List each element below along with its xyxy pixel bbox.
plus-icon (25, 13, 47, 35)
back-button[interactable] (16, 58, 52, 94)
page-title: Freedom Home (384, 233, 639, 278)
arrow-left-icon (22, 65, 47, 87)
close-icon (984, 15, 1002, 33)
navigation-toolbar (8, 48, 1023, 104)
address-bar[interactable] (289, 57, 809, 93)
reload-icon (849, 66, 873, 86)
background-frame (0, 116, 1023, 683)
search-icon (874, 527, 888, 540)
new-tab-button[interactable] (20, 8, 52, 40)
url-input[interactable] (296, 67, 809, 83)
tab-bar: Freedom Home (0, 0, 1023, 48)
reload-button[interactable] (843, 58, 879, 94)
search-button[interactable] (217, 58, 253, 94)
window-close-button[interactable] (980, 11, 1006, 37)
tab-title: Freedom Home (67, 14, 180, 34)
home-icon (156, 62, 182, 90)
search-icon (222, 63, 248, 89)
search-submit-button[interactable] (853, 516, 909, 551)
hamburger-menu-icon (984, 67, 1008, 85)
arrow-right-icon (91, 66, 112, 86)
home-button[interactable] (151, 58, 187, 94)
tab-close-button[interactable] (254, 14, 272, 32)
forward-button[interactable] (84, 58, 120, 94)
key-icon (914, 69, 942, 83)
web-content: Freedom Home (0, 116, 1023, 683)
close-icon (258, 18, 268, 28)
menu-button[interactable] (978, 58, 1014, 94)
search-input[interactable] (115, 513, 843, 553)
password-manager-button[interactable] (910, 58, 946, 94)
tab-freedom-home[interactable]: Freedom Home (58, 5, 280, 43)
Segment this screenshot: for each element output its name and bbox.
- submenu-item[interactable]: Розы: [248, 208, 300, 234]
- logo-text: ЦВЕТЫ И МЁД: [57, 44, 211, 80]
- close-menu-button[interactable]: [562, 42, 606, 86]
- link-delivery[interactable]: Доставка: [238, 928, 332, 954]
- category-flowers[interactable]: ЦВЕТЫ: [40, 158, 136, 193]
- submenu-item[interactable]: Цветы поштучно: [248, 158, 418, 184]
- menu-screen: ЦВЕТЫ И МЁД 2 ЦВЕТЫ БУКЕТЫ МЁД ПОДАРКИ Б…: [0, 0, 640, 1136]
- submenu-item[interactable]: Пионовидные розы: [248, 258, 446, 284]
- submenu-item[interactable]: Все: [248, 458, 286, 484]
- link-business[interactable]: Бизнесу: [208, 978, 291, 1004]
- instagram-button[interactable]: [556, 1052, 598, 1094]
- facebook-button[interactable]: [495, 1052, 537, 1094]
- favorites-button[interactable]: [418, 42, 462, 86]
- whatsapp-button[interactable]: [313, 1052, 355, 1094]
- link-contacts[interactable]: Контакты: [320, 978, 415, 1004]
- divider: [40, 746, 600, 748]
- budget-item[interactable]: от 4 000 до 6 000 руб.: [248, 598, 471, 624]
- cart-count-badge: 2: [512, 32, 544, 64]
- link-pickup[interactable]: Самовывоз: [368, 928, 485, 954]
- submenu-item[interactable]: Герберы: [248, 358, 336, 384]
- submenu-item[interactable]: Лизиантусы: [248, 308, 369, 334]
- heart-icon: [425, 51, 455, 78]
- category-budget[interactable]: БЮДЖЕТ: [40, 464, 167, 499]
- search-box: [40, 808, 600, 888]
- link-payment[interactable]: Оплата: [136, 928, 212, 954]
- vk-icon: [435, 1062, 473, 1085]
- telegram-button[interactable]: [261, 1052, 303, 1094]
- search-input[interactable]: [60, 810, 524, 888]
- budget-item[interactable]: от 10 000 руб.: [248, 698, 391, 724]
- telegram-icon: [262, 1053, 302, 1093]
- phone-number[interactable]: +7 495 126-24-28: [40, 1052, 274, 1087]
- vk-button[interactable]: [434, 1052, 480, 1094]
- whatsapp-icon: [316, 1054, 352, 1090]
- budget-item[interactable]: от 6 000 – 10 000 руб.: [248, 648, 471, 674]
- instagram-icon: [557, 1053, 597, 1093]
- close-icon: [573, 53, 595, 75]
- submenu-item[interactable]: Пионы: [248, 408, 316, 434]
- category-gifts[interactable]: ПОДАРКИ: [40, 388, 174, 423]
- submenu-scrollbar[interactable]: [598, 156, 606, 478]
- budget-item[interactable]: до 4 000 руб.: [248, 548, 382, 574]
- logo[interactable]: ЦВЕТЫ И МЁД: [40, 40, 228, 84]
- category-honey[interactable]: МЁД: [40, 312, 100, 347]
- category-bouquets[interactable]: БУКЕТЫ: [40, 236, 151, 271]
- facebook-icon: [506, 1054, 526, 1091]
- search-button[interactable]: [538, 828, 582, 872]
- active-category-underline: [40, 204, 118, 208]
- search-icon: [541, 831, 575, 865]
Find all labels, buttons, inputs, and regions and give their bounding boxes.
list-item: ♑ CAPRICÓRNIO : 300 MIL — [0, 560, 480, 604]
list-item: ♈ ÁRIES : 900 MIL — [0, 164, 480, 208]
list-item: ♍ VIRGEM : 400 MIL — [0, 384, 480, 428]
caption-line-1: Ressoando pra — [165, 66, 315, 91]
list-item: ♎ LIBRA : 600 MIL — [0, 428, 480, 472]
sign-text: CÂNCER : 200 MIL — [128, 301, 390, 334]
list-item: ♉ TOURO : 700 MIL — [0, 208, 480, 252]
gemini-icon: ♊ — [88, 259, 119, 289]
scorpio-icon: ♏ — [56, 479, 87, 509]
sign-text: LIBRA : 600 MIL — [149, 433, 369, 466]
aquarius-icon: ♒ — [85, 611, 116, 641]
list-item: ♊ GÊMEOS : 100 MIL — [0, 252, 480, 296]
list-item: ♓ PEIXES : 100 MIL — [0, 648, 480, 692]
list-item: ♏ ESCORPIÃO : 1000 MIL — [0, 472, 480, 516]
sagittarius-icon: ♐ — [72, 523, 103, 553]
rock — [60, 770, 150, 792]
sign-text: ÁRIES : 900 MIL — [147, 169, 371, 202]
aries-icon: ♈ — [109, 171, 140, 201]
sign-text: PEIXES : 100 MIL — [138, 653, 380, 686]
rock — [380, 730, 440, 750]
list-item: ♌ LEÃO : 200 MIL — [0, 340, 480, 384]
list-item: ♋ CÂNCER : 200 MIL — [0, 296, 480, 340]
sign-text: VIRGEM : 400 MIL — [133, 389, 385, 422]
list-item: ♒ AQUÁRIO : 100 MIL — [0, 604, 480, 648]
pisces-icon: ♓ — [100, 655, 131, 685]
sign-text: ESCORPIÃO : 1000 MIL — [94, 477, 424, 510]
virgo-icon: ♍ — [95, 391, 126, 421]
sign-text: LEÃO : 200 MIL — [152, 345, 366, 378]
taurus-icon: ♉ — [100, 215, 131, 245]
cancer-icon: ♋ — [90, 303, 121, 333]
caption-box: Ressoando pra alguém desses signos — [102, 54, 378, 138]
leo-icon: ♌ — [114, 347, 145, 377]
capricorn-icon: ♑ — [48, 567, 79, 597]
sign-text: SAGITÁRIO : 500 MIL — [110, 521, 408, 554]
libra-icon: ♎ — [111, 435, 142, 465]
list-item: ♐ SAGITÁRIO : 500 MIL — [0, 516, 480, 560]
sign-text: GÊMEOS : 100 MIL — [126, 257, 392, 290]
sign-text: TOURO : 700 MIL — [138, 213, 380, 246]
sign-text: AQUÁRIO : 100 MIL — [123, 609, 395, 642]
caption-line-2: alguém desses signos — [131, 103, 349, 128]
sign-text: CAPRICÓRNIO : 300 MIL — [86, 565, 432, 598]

# Exercise objective
Update the records above by changing every "search-icon" to "magnifier-icon", keeping every other line and character the same.

# Result for this task
List each element below along with its xyxy pixel bbox.
plus-icon (25, 13, 47, 35)
back-button[interactable] (16, 58, 52, 94)
page-title: Freedom Home (384, 233, 639, 278)
arrow-left-icon (22, 65, 47, 87)
close-icon (984, 15, 1002, 33)
navigation-toolbar (8, 48, 1023, 104)
address-bar[interactable] (289, 57, 809, 93)
reload-icon (849, 66, 873, 86)
background-frame (0, 116, 1023, 683)
magnifier-icon (874, 527, 888, 540)
new-tab-button[interactable] (20, 8, 52, 40)
url-input[interactable] (296, 67, 809, 83)
tab-bar: Freedom Home (0, 0, 1023, 48)
reload-button[interactable] (843, 58, 879, 94)
search-button[interactable] (217, 58, 253, 94)
window-close-button[interactable] (980, 11, 1006, 37)
tab-title: Freedom Home (67, 14, 180, 34)
home-icon (156, 62, 182, 90)
magnifier-icon (222, 63, 248, 89)
search-submit-button[interactable] (853, 516, 909, 551)
hamburger-menu-icon (984, 67, 1008, 85)
arrow-right-icon (91, 66, 112, 86)
home-button[interactable] (151, 58, 187, 94)
tab-close-button[interactable] (254, 14, 272, 32)
forward-button[interactable] (84, 58, 120, 94)
key-icon (914, 69, 942, 83)
web-content: Freedom Home (0, 116, 1023, 683)
close-icon (258, 18, 268, 28)
menu-button[interactable] (978, 58, 1014, 94)
search-input[interactable] (115, 513, 843, 553)
password-manager-button[interactable] (910, 58, 946, 94)
tab-freedom-home[interactable]: Freedom Home (58, 5, 280, 43)
Segment this screenshot: for each element output its name and bbox.
- submenu-item[interactable]: Розы: [248, 208, 300, 234]
- logo-text: ЦВЕТЫ И МЁД: [57, 44, 211, 80]
- close-menu-button[interactable]: [562, 42, 606, 86]
- link-delivery[interactable]: Доставка: [238, 928, 332, 954]
- category-flowers[interactable]: ЦВЕТЫ: [40, 158, 136, 193]
- submenu-item[interactable]: Цветы поштучно: [248, 158, 418, 184]
- menu-screen: ЦВЕТЫ И МЁД 2 ЦВЕТЫ БУКЕТЫ МЁД ПОДАРКИ Б…: [0, 0, 640, 1136]
- submenu-item[interactable]: Пионовидные розы: [248, 258, 446, 284]
- submenu-item[interactable]: Все: [248, 458, 286, 484]
- link-business[interactable]: Бизнесу: [208, 978, 291, 1004]
- instagram-button[interactable]: [556, 1052, 598, 1094]
- facebook-button[interactable]: [495, 1052, 537, 1094]
- favorites-button[interactable]: [418, 42, 462, 86]
- whatsapp-button[interactable]: [313, 1052, 355, 1094]
- link-contacts[interactable]: Контакты: [320, 978, 415, 1004]
- divider: [40, 746, 600, 748]
- budget-item[interactable]: от 4 000 до 6 000 руб.: [248, 598, 471, 624]
- cart-count-badge: 2: [512, 32, 544, 64]
- link-pickup[interactable]: Самовывоз: [368, 928, 485, 954]
- submenu-item[interactable]: Герберы: [248, 358, 336, 384]
- submenu-item[interactable]: Лизиантусы: [248, 308, 369, 334]
- heart-icon: [425, 51, 455, 78]
- category-budget[interactable]: БЮДЖЕТ: [40, 464, 167, 499]
- search-box: [40, 808, 600, 888]
- link-payment[interactable]: Оплата: [136, 928, 212, 954]
- vk-icon: [435, 1062, 473, 1085]
- telegram-button[interactable]: [261, 1052, 303, 1094]
- search-input[interactable]: [60, 810, 524, 888]
- budget-item[interactable]: от 10 000 руб.: [248, 698, 391, 724]
- telegram-icon: [262, 1053, 302, 1093]
- phone-number[interactable]: +7 495 126-24-28: [40, 1052, 274, 1087]
- vk-button[interactable]: [434, 1052, 480, 1094]
- whatsapp-icon: [316, 1054, 352, 1090]
- budget-item[interactable]: от 6 000 – 10 000 руб.: [248, 648, 471, 674]
- instagram-icon: [557, 1053, 597, 1093]
- close-icon: [573, 53, 595, 75]
- submenu-item[interactable]: Пионы: [248, 408, 316, 434]
- category-gifts[interactable]: ПОДАРКИ: [40, 388, 174, 423]
- submenu-scrollbar[interactable]: [598, 156, 606, 478]
- budget-item[interactable]: до 4 000 руб.: [248, 548, 382, 574]
- logo[interactable]: ЦВЕТЫ И МЁД: [40, 40, 228, 84]
- category-honey[interactable]: МЁД: [40, 312, 100, 347]
- category-bouquets[interactable]: БУКЕТЫ: [40, 236, 151, 271]
- facebook-icon: [506, 1054, 526, 1091]
- search-button[interactable]: [538, 828, 582, 872]
- active-category-underline: [40, 204, 118, 208]
- magnifier-icon: [541, 831, 575, 865]
Find all labels, buttons, inputs, and regions and give their bounding boxes.
list-item: ♑ CAPRICÓRNIO : 300 MIL — [0, 560, 480, 604]
list-item: ♈ ÁRIES : 900 MIL — [0, 164, 480, 208]
list-item: ♍ VIRGEM : 400 MIL — [0, 384, 480, 428]
caption-line-1: Ressoando pra — [165, 66, 315, 91]
list-item: ♎ LIBRA : 600 MIL — [0, 428, 480, 472]
sign-text: CÂNCER : 200 MIL — [128, 301, 390, 334]
list-item: ♉ TOURO : 700 MIL — [0, 208, 480, 252]
gemini-icon: ♊ — [88, 259, 119, 289]
scorpio-icon: ♏ — [56, 479, 87, 509]
sign-text: LIBRA : 600 MIL — [149, 433, 369, 466]
aquarius-icon: ♒ — [85, 611, 116, 641]
list-item: ♊ GÊMEOS : 100 MIL — [0, 252, 480, 296]
list-item: ♓ PEIXES : 100 MIL — [0, 648, 480, 692]
list-item: ♏ ESCORPIÃO : 1000 MIL — [0, 472, 480, 516]
sagittarius-icon: ♐ — [72, 523, 103, 553]
rock — [60, 770, 150, 792]
sign-text: ÁRIES : 900 MIL — [147, 169, 371, 202]
aries-icon: ♈ — [109, 171, 140, 201]
sign-text: PEIXES : 100 MIL — [138, 653, 380, 686]
rock — [380, 730, 440, 750]
list-item: ♌ LEÃO : 200 MIL — [0, 340, 480, 384]
list-item: ♋ CÂNCER : 200 MIL — [0, 296, 480, 340]
sign-text: VIRGEM : 400 MIL — [133, 389, 385, 422]
list-item: ♒ AQUÁRIO : 100 MIL — [0, 604, 480, 648]
pisces-icon: ♓ — [100, 655, 131, 685]
sign-text: ESCORPIÃO : 1000 MIL — [94, 477, 424, 510]
virgo-icon: ♍ — [95, 391, 126, 421]
sign-text: LEÃO : 200 MIL — [152, 345, 366, 378]
taurus-icon: ♉ — [100, 215, 131, 245]
cancer-icon: ♋ — [90, 303, 121, 333]
caption-box: Ressoando pra alguém desses signos — [102, 54, 378, 138]
leo-icon: ♌ — [114, 347, 145, 377]
capricorn-icon: ♑ — [48, 567, 79, 597]
sign-text: SAGITÁRIO : 500 MIL — [110, 521, 408, 554]
libra-icon: ♎ — [111, 435, 142, 465]
list-item: ♐ SAGITÁRIO : 500 MIL — [0, 516, 480, 560]
sign-text: GÊMEOS : 100 MIL — [126, 257, 392, 290]
sign-text: TOURO : 700 MIL — [138, 213, 380, 246]
sign-text: AQUÁRIO : 100 MIL — [123, 609, 395, 642]
caption-line-2: alguém desses signos — [131, 103, 349, 128]
sign-text: CAPRICÓRNIO : 300 MIL — [86, 565, 432, 598]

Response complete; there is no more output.